Work required
Copy out every one of the following rows exactly as it appears, without changing a single character.

Labeled box rows
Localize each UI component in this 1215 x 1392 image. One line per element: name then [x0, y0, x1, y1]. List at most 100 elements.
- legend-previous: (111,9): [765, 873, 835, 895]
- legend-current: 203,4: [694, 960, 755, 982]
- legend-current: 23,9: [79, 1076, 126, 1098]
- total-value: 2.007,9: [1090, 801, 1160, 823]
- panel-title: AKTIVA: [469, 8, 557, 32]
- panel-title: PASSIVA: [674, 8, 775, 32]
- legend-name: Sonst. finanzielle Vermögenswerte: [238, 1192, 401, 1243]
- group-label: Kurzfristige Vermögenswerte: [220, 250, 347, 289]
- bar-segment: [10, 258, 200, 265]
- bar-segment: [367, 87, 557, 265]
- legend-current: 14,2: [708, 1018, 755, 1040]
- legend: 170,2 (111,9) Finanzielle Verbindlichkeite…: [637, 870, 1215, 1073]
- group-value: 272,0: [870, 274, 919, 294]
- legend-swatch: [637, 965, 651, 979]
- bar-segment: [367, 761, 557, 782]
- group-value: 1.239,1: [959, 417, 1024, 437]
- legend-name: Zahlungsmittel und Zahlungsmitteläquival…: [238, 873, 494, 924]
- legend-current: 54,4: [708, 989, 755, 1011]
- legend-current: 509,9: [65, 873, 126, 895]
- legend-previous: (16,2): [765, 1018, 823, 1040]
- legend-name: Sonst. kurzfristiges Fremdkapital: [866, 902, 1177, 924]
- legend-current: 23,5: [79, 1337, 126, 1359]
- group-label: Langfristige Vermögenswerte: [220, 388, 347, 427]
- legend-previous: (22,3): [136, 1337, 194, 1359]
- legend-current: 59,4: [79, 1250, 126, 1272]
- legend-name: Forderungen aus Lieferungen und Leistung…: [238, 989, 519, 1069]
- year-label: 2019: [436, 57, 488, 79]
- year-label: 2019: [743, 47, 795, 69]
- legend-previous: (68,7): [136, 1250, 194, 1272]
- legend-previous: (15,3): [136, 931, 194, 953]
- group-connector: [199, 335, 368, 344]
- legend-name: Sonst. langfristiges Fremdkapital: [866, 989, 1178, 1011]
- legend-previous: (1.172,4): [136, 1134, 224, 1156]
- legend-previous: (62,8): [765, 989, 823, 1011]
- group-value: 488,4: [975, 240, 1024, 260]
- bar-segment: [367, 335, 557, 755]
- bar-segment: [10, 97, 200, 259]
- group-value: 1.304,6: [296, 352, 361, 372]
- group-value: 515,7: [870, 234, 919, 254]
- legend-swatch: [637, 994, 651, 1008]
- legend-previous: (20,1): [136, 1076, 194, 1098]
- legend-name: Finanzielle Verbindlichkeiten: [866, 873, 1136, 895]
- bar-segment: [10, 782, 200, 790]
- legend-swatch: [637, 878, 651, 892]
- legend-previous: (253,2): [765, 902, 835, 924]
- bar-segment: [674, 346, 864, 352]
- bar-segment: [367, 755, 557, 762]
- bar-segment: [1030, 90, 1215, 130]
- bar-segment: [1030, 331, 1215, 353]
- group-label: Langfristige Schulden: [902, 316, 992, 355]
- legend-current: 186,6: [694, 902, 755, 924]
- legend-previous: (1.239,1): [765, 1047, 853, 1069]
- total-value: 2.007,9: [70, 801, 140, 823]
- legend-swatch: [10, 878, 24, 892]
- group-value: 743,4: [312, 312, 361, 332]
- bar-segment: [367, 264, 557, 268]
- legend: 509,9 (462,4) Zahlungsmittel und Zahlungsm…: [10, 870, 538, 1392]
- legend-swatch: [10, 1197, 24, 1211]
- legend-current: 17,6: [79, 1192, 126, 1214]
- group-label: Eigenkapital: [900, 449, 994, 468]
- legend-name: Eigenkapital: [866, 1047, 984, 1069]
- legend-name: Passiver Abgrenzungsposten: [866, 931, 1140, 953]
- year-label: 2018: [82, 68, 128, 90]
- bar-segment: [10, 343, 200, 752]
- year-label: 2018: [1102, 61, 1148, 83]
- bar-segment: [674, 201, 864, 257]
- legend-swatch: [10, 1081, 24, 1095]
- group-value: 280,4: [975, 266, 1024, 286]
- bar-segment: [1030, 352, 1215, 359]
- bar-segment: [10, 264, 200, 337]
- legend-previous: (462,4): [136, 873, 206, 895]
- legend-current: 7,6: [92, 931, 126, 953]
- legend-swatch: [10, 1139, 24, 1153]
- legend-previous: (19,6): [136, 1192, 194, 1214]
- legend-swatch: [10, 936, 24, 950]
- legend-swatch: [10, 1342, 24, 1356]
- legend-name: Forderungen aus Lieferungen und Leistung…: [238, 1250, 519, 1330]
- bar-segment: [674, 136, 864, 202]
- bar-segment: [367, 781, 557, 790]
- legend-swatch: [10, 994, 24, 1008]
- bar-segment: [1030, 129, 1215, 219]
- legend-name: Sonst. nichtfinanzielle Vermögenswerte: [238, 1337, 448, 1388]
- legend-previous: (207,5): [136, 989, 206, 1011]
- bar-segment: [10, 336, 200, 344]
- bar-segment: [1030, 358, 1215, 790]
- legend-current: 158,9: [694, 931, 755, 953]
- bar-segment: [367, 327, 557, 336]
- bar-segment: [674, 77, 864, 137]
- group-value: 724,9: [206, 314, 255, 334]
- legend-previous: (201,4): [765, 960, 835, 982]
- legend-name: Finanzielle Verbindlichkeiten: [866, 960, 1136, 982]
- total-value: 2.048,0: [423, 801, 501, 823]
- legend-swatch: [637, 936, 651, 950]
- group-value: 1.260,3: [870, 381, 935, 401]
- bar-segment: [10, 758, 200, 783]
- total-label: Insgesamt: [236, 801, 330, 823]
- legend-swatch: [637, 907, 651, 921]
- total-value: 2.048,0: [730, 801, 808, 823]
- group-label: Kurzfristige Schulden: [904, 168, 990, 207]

Output
Localize each UI component in this 1215 x 1392 image. One line per element: name then [x0, y0, x1, y1]. List at most 100 elements.
- legend-previous: (111,9): [765, 873, 835, 895]
- legend-current: 203,4: [694, 960, 755, 982]
- legend-current: 23,9: [79, 1076, 126, 1098]
- total-value: 2.007,9: [1090, 801, 1160, 823]
- panel-title: AKTIVA: [469, 8, 557, 32]
- panel-title: PASSIVA: [674, 8, 775, 32]
- legend-name: Sonst. finanzielle Vermögenswerte: [238, 1192, 401, 1243]
- group-label: Kurzfristige Vermögenswerte: [220, 250, 347, 289]
- bar-segment: [10, 258, 200, 265]
- bar-segment: [367, 87, 557, 265]
- legend-current: 14,2: [708, 1018, 755, 1040]
- legend: 170,2 (111,9) Finanzielle Verbindlichkeite…: [637, 870, 1215, 1073]
- group-value: 272,0: [870, 274, 919, 294]
- legend-swatch: [637, 965, 651, 979]
- bar-segment: [367, 761, 557, 782]
- group-value: 1.239,1: [959, 417, 1024, 437]
- legend-name: Zahlungsmittel und Zahlungsmitteläquival…: [238, 873, 494, 924]
- legend-current: 54,4: [708, 989, 755, 1011]
- legend-current: 509,9: [65, 873, 126, 895]
- legend-previous: (16,2): [765, 1018, 823, 1040]
- legend-name: Sonst. kurzfristiges Fremdkapital: [866, 902, 1177, 924]
- legend-current: 23,5: [79, 1337, 126, 1359]
- group-label: Langfristige Vermögenswerte: [220, 388, 347, 427]
- legend-previous: (22,3): [136, 1337, 194, 1359]
- legend-current: 59,4: [79, 1250, 126, 1272]
- legend-name: Forderungen aus Lieferungen und Leistung…: [238, 989, 519, 1069]
- year-label: 2019: [436, 57, 488, 79]
- year-label: 2019: [743, 47, 795, 69]
- legend-previous: (68,7): [136, 1250, 194, 1272]
- legend-previous: (15,3): [136, 931, 194, 953]
- group-connector: [199, 335, 368, 344]
- legend-name: Sonst. langfristiges Fremdkapital: [866, 989, 1178, 1011]
- legend-previous: (1.172,4): [136, 1134, 224, 1156]
- legend-previous: (62,8): [765, 989, 823, 1011]
- group-value: 488,4: [975, 240, 1024, 260]
- bar-segment: [367, 335, 557, 755]
- bar-segment: [10, 97, 200, 259]
- group-value: 1.304,6: [296, 352, 361, 372]
- group-value: 515,7: [870, 234, 919, 254]
- legend-swatch: [637, 994, 651, 1008]
- legend-previous: (20,1): [136, 1076, 194, 1098]
- legend-name: Finanzielle Verbindlichkeiten: [866, 873, 1136, 895]
- bar-segment: [10, 782, 200, 790]
- legend-swatch: [637, 878, 651, 892]
- legend-previous: (253,2): [765, 902, 835, 924]
- bar-segment: [674, 346, 864, 352]
- bar-segment: [367, 755, 557, 762]
- bar-segment: [1030, 90, 1215, 130]
- bar-segment: [1030, 331, 1215, 353]
- group-label: Langfristige Schulden: [902, 316, 992, 355]
- legend-current: 186,6: [694, 902, 755, 924]
- legend-previous: (1.239,1): [765, 1047, 853, 1069]
- total-value: 2.007,9: [70, 801, 140, 823]
- legend-swatch: [10, 878, 24, 892]
- group-value: 743,4: [312, 312, 361, 332]
- bar-segment: [367, 264, 557, 268]
- legend: 509,9 (462,4) Zahlungsmittel und Zahlungsm…: [10, 870, 538, 1392]
- legend-swatch: [10, 1197, 24, 1211]
- legend-current: 17,6: [79, 1192, 126, 1214]
- group-label: Eigenkapital: [900, 449, 994, 468]
- legend-name: Eigenkapital: [866, 1047, 984, 1069]
- legend-name: Passiver Abgrenzungsposten: [866, 931, 1140, 953]
- year-label: 2018: [82, 68, 128, 90]
- bar-segment: [10, 343, 200, 752]
- year-label: 2018: [1102, 61, 1148, 83]
- bar-segment: [674, 201, 864, 257]
- legend-swatch: [10, 1081, 24, 1095]
- group-value: 280,4: [975, 266, 1024, 286]
- bar-segment: [1030, 352, 1215, 359]
- bar-segment: [10, 264, 200, 337]
- legend-previous: (462,4): [136, 873, 206, 895]
- legend-current: 7,6: [92, 931, 126, 953]
- legend-swatch: [10, 1139, 24, 1153]
- legend-previous: (19,6): [136, 1192, 194, 1214]
- legend-swatch: [10, 936, 24, 950]
- legend-swatch: [10, 1342, 24, 1356]
- legend-name: Forderungen aus Lieferungen und Leistung…: [238, 1250, 519, 1330]
- bar-segment: [674, 136, 864, 202]
- bar-segment: [367, 781, 557, 790]
- legend-swatch: [10, 994, 24, 1008]
- bar-segment: [1030, 129, 1215, 219]
- legend-name: Sonst. nichtfinanzielle Vermögenswerte: [238, 1337, 448, 1388]
- legend-previous: (207,5): [136, 989, 206, 1011]
- bar-segment: [10, 336, 200, 344]
- bar-segment: [1030, 358, 1215, 790]
- legend-current: 158,9: [694, 931, 755, 953]
- bar-segment: [367, 327, 557, 336]
- bar-segment: [674, 77, 864, 137]
- group-value: 724,9: [206, 314, 255, 334]
- legend-previous: (201,4): [765, 960, 835, 982]
- legend-name: Finanzielle Verbindlichkeiten: [866, 960, 1136, 982]
- total-value: 2.048,0: [423, 801, 501, 823]
- legend-swatch: [637, 936, 651, 950]
- group-value: 1.260,3: [870, 381, 935, 401]
- bar-segment: [10, 758, 200, 783]
- total-label: Insgesamt: [236, 801, 330, 823]
- legend-swatch: [637, 907, 651, 921]
- total-value: 2.048,0: [730, 801, 808, 823]
- group-label: Kurzfristige Schulden: [904, 168, 990, 207]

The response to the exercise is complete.